┌──
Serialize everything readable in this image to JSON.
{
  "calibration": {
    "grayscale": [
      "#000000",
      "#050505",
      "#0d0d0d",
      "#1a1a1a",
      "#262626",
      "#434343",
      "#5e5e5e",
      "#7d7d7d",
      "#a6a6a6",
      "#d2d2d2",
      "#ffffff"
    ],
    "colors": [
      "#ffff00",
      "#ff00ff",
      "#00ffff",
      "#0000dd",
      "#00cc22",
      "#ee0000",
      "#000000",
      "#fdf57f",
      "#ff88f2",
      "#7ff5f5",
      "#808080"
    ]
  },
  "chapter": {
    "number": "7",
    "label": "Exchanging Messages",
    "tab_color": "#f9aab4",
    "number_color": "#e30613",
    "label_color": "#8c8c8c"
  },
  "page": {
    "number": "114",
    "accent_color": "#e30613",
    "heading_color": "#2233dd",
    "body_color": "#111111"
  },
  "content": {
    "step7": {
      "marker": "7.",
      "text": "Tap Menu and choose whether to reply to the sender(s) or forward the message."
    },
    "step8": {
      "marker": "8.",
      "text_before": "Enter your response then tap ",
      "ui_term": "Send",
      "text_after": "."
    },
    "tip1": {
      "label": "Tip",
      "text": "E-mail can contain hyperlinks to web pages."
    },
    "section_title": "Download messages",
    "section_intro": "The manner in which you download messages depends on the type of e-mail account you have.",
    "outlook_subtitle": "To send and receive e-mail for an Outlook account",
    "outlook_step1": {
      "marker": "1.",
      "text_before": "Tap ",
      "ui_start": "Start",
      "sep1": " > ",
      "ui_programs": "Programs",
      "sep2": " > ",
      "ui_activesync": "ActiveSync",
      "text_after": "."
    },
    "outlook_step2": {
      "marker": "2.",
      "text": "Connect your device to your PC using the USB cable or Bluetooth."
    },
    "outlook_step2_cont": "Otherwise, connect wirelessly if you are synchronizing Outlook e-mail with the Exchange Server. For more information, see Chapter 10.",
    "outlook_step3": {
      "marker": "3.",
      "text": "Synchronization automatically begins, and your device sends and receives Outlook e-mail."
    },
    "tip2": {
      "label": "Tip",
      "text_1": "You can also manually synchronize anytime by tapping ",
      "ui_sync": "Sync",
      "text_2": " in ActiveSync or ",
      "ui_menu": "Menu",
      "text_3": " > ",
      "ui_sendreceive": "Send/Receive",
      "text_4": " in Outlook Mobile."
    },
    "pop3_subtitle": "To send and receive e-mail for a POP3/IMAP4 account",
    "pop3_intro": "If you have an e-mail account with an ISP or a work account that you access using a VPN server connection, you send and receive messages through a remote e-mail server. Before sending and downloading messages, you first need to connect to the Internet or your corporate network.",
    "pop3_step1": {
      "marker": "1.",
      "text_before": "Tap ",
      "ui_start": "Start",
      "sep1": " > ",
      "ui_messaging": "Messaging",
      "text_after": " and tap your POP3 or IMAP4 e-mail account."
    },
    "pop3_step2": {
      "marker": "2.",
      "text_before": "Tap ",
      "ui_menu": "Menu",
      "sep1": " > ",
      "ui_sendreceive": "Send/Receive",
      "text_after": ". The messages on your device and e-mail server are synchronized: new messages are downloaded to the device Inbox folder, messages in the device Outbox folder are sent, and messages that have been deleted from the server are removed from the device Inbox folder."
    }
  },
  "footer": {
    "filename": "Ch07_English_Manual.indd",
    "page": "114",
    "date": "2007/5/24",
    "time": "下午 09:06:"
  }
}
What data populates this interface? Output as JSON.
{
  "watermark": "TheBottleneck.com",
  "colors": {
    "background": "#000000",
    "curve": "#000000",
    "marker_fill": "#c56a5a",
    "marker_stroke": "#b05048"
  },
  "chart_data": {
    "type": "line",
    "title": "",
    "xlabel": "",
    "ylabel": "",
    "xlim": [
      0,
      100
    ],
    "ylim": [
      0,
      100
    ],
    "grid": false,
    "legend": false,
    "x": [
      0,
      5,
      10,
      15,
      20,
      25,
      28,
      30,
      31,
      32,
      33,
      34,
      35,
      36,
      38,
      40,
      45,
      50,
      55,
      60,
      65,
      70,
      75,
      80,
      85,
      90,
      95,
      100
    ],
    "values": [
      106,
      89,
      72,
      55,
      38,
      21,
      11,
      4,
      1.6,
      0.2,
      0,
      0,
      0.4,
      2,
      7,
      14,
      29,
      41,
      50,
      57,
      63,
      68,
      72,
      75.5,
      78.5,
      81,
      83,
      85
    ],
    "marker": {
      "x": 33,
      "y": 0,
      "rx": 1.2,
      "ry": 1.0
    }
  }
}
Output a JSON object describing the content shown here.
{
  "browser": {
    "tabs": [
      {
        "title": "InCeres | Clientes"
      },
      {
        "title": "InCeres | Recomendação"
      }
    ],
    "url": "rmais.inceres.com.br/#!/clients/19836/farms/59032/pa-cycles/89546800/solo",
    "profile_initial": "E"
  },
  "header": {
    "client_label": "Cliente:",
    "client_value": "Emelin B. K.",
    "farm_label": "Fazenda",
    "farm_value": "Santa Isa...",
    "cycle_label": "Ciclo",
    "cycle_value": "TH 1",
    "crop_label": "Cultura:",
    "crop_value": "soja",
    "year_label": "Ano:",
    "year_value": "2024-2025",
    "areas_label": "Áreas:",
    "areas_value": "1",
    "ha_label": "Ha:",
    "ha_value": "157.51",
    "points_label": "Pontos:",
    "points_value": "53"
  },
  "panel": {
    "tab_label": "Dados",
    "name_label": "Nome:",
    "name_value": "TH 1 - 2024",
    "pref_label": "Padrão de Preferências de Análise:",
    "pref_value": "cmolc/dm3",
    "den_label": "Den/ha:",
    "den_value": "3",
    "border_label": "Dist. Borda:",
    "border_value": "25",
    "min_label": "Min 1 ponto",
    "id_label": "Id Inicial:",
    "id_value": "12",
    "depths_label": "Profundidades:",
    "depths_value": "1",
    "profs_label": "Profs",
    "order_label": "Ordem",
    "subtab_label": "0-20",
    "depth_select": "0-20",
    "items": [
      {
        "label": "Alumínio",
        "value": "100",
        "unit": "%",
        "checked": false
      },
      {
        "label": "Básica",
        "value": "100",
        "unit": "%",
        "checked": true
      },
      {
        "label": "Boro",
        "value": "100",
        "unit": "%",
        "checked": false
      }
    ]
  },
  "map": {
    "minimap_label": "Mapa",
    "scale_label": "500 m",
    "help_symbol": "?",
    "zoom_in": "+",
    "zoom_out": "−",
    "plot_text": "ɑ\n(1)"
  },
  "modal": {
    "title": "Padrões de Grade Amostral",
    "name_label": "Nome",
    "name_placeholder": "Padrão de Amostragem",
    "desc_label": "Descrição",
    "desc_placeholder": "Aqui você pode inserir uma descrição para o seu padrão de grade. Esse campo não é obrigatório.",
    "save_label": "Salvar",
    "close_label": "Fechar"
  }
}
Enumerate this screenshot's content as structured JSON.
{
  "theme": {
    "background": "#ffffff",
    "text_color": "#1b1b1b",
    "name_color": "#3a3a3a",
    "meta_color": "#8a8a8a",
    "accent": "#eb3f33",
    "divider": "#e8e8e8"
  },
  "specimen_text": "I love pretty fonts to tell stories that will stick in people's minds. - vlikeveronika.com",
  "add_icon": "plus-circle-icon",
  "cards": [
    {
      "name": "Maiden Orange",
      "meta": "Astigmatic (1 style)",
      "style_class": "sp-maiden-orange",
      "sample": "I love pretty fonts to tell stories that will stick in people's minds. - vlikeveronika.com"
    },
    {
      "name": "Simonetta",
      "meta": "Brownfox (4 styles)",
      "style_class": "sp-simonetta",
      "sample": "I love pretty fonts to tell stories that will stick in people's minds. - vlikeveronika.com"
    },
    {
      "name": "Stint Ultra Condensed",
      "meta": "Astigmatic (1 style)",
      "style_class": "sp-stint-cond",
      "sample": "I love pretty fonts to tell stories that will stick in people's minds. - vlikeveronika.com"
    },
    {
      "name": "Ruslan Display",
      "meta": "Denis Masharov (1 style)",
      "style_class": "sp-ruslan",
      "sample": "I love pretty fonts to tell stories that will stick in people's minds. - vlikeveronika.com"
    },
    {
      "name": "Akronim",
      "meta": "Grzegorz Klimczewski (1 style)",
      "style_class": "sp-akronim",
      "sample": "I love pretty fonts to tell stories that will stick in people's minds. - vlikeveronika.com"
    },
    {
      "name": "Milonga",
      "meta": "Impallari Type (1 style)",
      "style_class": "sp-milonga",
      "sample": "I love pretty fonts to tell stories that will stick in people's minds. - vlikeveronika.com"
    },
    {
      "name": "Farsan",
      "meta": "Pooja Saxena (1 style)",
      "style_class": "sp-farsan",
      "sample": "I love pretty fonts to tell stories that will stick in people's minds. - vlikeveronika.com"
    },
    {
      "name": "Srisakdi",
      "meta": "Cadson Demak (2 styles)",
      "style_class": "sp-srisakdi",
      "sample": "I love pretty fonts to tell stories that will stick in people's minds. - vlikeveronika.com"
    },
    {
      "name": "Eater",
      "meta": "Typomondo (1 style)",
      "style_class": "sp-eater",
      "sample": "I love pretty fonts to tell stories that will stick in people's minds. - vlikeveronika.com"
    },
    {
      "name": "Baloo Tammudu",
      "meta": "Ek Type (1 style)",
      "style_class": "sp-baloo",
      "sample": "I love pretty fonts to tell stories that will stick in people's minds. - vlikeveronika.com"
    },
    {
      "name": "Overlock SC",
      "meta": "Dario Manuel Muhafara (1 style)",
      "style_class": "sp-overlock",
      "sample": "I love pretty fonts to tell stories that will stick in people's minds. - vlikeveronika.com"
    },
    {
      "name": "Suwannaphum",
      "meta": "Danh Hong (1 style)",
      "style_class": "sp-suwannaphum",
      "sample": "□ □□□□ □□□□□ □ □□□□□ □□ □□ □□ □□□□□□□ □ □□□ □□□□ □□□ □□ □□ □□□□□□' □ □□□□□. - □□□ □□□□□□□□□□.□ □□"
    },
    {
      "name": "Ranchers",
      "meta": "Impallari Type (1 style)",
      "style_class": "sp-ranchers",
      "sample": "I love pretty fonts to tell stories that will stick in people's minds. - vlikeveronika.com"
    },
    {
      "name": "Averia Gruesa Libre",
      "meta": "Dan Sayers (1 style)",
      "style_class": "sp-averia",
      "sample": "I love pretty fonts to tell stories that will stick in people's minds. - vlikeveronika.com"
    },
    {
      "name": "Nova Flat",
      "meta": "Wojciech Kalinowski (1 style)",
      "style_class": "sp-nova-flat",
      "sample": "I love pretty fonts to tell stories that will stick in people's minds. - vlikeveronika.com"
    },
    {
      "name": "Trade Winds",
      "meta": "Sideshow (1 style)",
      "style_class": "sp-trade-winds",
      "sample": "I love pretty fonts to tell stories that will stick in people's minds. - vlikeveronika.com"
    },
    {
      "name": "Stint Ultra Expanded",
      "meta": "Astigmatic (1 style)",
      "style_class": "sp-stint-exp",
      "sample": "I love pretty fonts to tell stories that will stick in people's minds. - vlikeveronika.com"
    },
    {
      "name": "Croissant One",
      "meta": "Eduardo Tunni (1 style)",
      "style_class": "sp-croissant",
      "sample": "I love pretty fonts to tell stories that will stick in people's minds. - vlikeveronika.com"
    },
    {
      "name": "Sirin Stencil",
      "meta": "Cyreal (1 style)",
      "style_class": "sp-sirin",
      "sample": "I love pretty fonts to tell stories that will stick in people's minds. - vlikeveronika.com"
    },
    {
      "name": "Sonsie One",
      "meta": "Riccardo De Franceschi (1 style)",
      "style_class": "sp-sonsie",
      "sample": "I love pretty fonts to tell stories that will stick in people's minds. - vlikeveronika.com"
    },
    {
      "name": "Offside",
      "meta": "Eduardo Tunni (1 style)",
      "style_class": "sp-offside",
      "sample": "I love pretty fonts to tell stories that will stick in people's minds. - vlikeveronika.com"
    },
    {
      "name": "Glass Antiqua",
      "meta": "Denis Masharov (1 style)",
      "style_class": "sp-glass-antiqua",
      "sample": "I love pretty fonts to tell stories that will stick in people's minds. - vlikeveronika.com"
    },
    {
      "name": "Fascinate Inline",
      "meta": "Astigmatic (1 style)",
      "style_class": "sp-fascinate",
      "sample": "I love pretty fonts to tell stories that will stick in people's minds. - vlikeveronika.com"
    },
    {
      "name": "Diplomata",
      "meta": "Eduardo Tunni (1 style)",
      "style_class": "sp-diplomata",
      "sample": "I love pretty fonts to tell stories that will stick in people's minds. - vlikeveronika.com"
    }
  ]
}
└──
What is asked:
Keep only the lines that hold the string "JSON", and copy them out.

Exercise result:
Serialize everything readable in this image to JSON.
What data populates this interface? Output as JSON.
Output a JSON object describing the content shown here.
Enumerate this screenshot's content as structured JSON.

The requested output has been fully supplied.